Records from a data source:

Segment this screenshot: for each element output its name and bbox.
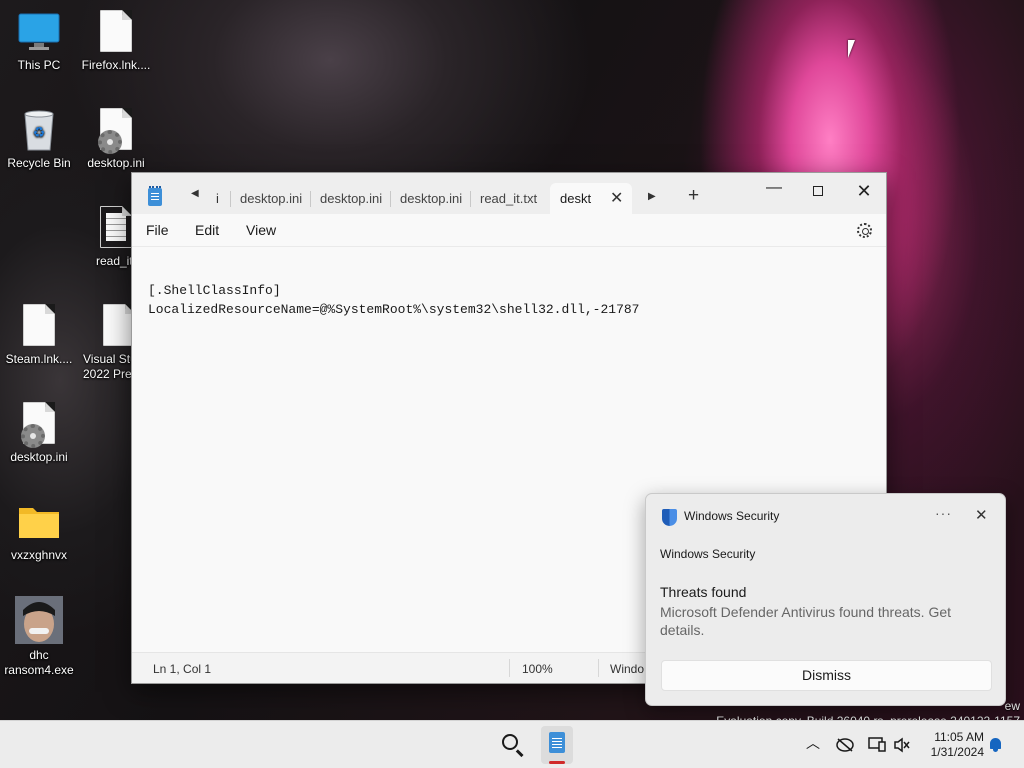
toast-close-icon[interactable]: ✕ <box>975 506 988 524</box>
menu-edit[interactable]: Edit <box>195 222 219 238</box>
network-disconnected-icon[interactable] <box>836 737 854 756</box>
tab-partial[interactable]: i <box>216 191 219 206</box>
desktop-icon-firefox[interactable]: Firefox.lnk.... <box>80 10 152 73</box>
settings-gear-icon[interactable] <box>857 223 872 238</box>
desktop-icon-label: This PC <box>17 58 61 72</box>
folder-icon <box>17 500 61 544</box>
taskbar-notepad-button[interactable] <box>541 726 573 764</box>
minimize-button[interactable]: — <box>752 177 796 205</box>
search-icon[interactable] <box>502 734 518 750</box>
settings-file-icon <box>94 108 138 154</box>
shield-icon <box>662 509 677 526</box>
this-pc-icon <box>17 10 61 54</box>
status-separator <box>598 659 599 677</box>
svg-text:♻: ♻ <box>33 125 46 141</box>
desktop-icon-recycle-bin[interactable]: ♻ Recycle Bin <box>3 108 75 171</box>
more-options-icon[interactable]: ··· <box>935 505 952 521</box>
menu-file[interactable]: File <box>146 222 169 238</box>
tab-scroll-left-icon[interactable]: ◀ <box>191 188 199 199</box>
windows-security-toast[interactable]: Windows Security ··· ✕ Windows Security … <box>645 493 1006 706</box>
desktop-icon-steam[interactable]: Steam.lnk.... <box>3 304 75 367</box>
desktop-icon-label: desktop.ini <box>10 450 68 464</box>
notification-bell-icon[interactable] <box>990 738 1001 752</box>
status-line-ending[interactable]: Windo <box>610 662 644 676</box>
desktop-icon-label: Firefox.lnk.... <box>81 58 151 72</box>
close-window-button[interactable]: ✕ <box>842 177 886 205</box>
maximize-button[interactable] <box>796 177 840 205</box>
tab-read-it-txt[interactable]: read_it.txt <box>470 183 550 214</box>
status-cursor-position: Ln 1, Col 1 <box>153 662 212 676</box>
toast-app-name: Windows Security <box>684 509 780 523</box>
tab-desktop-ini-1[interactable]: desktop.ini <box>230 183 310 214</box>
new-tab-plus-icon[interactable]: + <box>688 185 699 207</box>
desktop-icon-label: Steam.lnk.... <box>5 352 73 366</box>
status-zoom[interactable]: 100% <box>522 662 553 676</box>
desktop-icon-folder[interactable]: vxzxghnvx <box>3 500 75 563</box>
notepad-menubar: File Edit View <box>132 214 886 247</box>
desktop-icon-label-line2: ransom4.exe <box>4 663 74 677</box>
clock-time: 11:05 AM <box>934 730 984 744</box>
toast-subheading: Windows Security <box>660 547 756 561</box>
desktop-icon-ransom-exe[interactable]: dhc ransom4.exe <box>3 596 75 678</box>
status-separator <box>509 659 510 677</box>
desktop-icon-this-pc[interactable]: This PC <box>3 10 75 73</box>
file-icon <box>17 304 61 348</box>
desktop-icon-label: Recycle Bin <box>7 156 71 170</box>
taskbar: ︿ 11:05 AM 1/31/2024 <box>0 720 1024 768</box>
desktop-icon-desktop-ini-2[interactable]: desktop.ini <box>3 402 75 465</box>
maximize-icon <box>813 186 823 196</box>
tab-desktop-ini-3[interactable]: desktop.ini <box>390 183 470 214</box>
tab-active-label: deskt <box>560 191 592 206</box>
chevron-up-icon[interactable]: ︿ <box>806 733 820 753</box>
face-exe-icon <box>15 596 63 644</box>
desktop-icon-label: dhc <box>29 648 49 662</box>
tab-active-deskt[interactable]: deskt ✕ <box>550 183 632 214</box>
settings-file-icon <box>17 402 61 448</box>
notepad-titlebar[interactable]: ◀ i desktop.ini desktop.ini desktop.ini … <box>132 173 886 214</box>
menu-view[interactable]: View <box>246 222 276 238</box>
dismiss-button[interactable]: Dismiss <box>661 660 992 691</box>
recycle-bin-icon: ♻ <box>17 108 61 152</box>
tab-scroll-right-icon[interactable]: ▶ <box>648 191 656 202</box>
display-icon[interactable] <box>868 736 886 755</box>
volume-muted-icon[interactable] <box>893 737 911 756</box>
desktop-icon-label: vxzxghnvx <box>10 548 68 562</box>
desktop-icon-desktop-ini[interactable]: desktop.ini <box>80 108 152 171</box>
file-icon <box>94 10 138 54</box>
notepad-app-icon <box>148 186 162 206</box>
taskbar-clock[interactable]: 11:05 AM 1/31/2024 <box>918 730 984 760</box>
notepad-app-icon <box>549 732 565 753</box>
tab-close-icon[interactable]: ✕ <box>610 183 623 214</box>
mouse-cursor-icon <box>848 40 855 58</box>
toast-body[interactable]: Microsoft Defender Antivirus found threa… <box>660 603 990 639</box>
desktop-icon-label: desktop.ini <box>87 156 145 170</box>
active-app-indicator <box>549 761 565 764</box>
tab-desktop-ini-2[interactable]: desktop.ini <box>310 183 390 214</box>
clock-date: 1/31/2024 <box>930 745 984 759</box>
toast-title: Threats found <box>660 584 747 600</box>
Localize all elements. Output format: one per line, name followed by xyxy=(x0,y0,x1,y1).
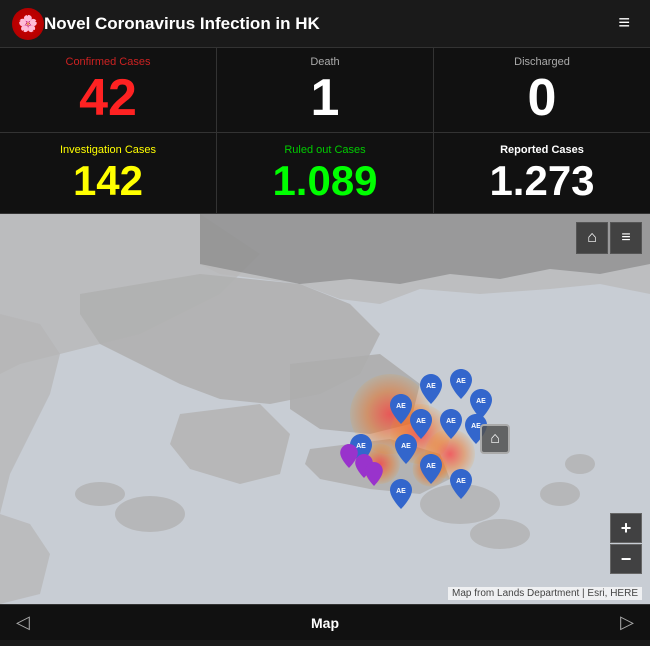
marker-ae-2: AE xyxy=(420,374,442,409)
nav-left-arrow[interactable]: ◁ xyxy=(16,612,30,633)
discharged-value: 0 xyxy=(528,72,557,124)
svg-text:AE: AE xyxy=(476,398,486,405)
bottom-nav: ◁ Map ▷ xyxy=(0,604,650,640)
svg-text:AE: AE xyxy=(401,443,411,450)
home-button[interactable]: ⌂ xyxy=(576,222,608,254)
header: 🌸 Novel Coronavirus Infection in HK ≡ xyxy=(0,0,650,48)
stats-grid: Confirmed Cases 42 Death 1 Discharged 0 … xyxy=(0,48,650,214)
app-title: Novel Coronavirus Infection in HK xyxy=(44,14,610,34)
map-attribution: Map from Lands Department | Esri, HERE xyxy=(448,587,642,600)
nav-label: Map xyxy=(311,615,339,631)
zoom-out-button[interactable]: − xyxy=(610,544,642,574)
death-label: Death xyxy=(310,56,339,68)
marker-ae-8: AE xyxy=(395,434,417,469)
menu-icon[interactable]: ≡ xyxy=(610,8,638,39)
nav-right-arrow[interactable]: ▷ xyxy=(620,612,634,633)
ruled-out-label: Ruled out Cases xyxy=(284,144,365,156)
discharged-cell: Discharged 0 xyxy=(434,48,650,132)
discharged-label: Discharged xyxy=(514,56,570,68)
marker-ae-3: AE xyxy=(450,369,472,404)
death-value: 1 xyxy=(311,72,340,124)
svg-text:AE: AE xyxy=(446,418,456,425)
confirmed-cases-cell: Confirmed Cases 42 xyxy=(0,48,216,132)
reported-cell: Reported Cases 1.273 xyxy=(434,133,650,213)
marker-ae-11: AE xyxy=(450,469,472,504)
svg-text:AE: AE xyxy=(396,488,406,495)
home-marker: ⌂ xyxy=(480,424,510,454)
svg-text:AE: AE xyxy=(456,478,466,485)
investigation-cell: Investigation Cases 142 xyxy=(0,133,216,213)
marker-ae-6: AE xyxy=(440,409,462,444)
zoom-controls: + − xyxy=(610,513,642,574)
reported-value: 1.273 xyxy=(489,160,594,202)
ruled-out-value: 1.089 xyxy=(272,160,377,202)
hk-emblem: 🌸 xyxy=(12,8,44,40)
svg-text:AE: AE xyxy=(426,463,436,470)
ruled-out-cell: Ruled out Cases 1.089 xyxy=(217,133,433,213)
marker-purple-3 xyxy=(365,462,383,491)
svg-text:AE: AE xyxy=(416,418,426,425)
svg-text:AE: AE xyxy=(426,383,436,390)
confirmed-value: 42 xyxy=(79,72,137,124)
investigation-label: Investigation Cases xyxy=(60,144,156,156)
reported-label: Reported Cases xyxy=(500,144,584,156)
death-cell: Death 1 xyxy=(217,48,433,132)
marker-ae-12: AE xyxy=(390,479,412,514)
investigation-value: 142 xyxy=(73,160,143,202)
marker-ae-10: AE xyxy=(420,454,442,489)
map-container[interactable]: AE AE AE AE AE AE AE xyxy=(0,214,650,604)
svg-text:AE: AE xyxy=(396,403,406,410)
zoom-in-button[interactable]: + xyxy=(610,513,642,543)
svg-text:AE: AE xyxy=(456,378,466,385)
layers-button[interactable]: ≡ xyxy=(610,222,642,254)
map-top-controls: ⌂ ≡ xyxy=(576,222,642,254)
confirmed-label: Confirmed Cases xyxy=(66,56,151,68)
marker-ae-1: AE xyxy=(390,394,412,429)
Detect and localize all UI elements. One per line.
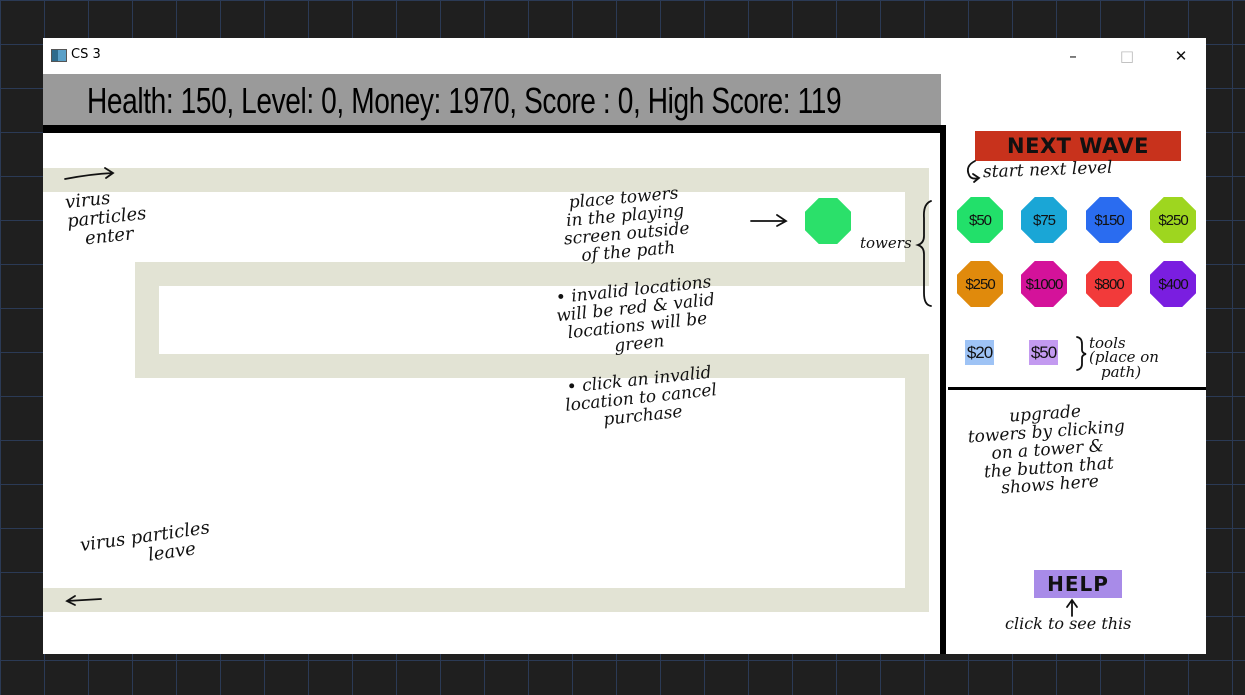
- annotation-place-towers: place towers in the playing screen outsi…: [563, 183, 691, 266]
- tower-shop-item[interactable]: $75: [1021, 197, 1067, 243]
- tower-shop-item[interactable]: $250: [1150, 197, 1196, 243]
- game-window: CS 3 – □ ✕ Health: 150, Level: 0, Money:…: [43, 38, 1206, 654]
- tool-shop-item[interactable]: $50: [1029, 340, 1058, 365]
- field-border: [43, 125, 946, 133]
- tower-placement-preview[interactable]: [805, 198, 851, 244]
- window-title: CS 3: [71, 47, 101, 62]
- tower-shop-item[interactable]: $150: [1086, 197, 1132, 243]
- path-segment: [43, 588, 929, 612]
- status-text: Health: 150, Level: 0, Money: 1970, Scor…: [87, 80, 842, 121]
- tool-shop-item[interactable]: $20: [965, 340, 994, 365]
- tower-shop-item[interactable]: $50: [957, 197, 1003, 243]
- field-border: [940, 125, 946, 654]
- annotation-enter: virus particles enter: [64, 187, 148, 250]
- minimize-button[interactable]: –: [1046, 38, 1100, 74]
- annotation-towers: towers: [860, 234, 912, 252]
- tower-shop-item[interactable]: $800: [1086, 261, 1132, 307]
- path-segment: [135, 262, 929, 286]
- title-bar[interactable]: CS 3 – □ ✕: [43, 38, 1206, 74]
- app-icon: [51, 49, 67, 62]
- annotation-upgrade: upgrade towers by clicking on a tower & …: [967, 401, 1126, 499]
- close-button[interactable]: ✕: [1154, 38, 1208, 74]
- tower-shop-item[interactable]: $400: [1150, 261, 1196, 307]
- maximize-button[interactable]: □: [1100, 38, 1154, 74]
- annotation-tools: tools (place on path): [1089, 334, 1159, 381]
- status-bar: Health: 150, Level: 0, Money: 1970, Scor…: [43, 74, 941, 126]
- next-wave-button[interactable]: NEXT WAVE: [975, 131, 1181, 161]
- path-segment: [43, 168, 929, 192]
- playing-field[interactable]: [43, 128, 938, 654]
- annotation-help-hint: click to see this: [1005, 614, 1132, 633]
- tower-shop-item[interactable]: $1000: [1021, 261, 1067, 307]
- help-button[interactable]: HELP: [1034, 570, 1122, 598]
- tower-shop-item[interactable]: $250: [957, 261, 1003, 307]
- path-segment: [135, 354, 929, 378]
- path-segment: [905, 354, 929, 612]
- sidebar-divider: [948, 387, 1206, 390]
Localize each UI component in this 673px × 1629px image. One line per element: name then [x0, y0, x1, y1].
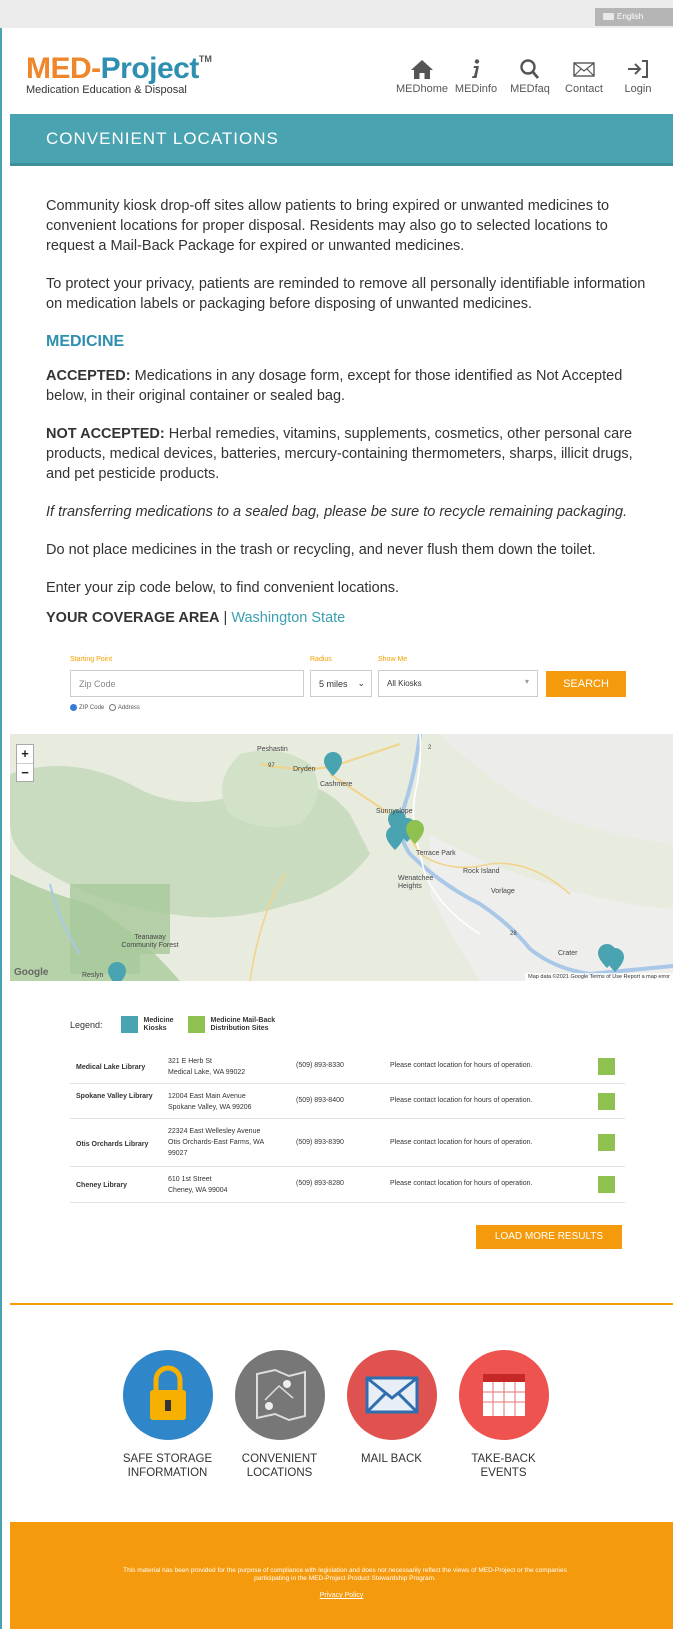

# [Problem to solve]
Identify the lines above with the word "cursor". Copy them.

# [Exercise response]
status-cursor-position: Ln 1, Col 1 <box>153 662 212 676</box>
mouse-cursor-icon <box>848 40 855 58</box>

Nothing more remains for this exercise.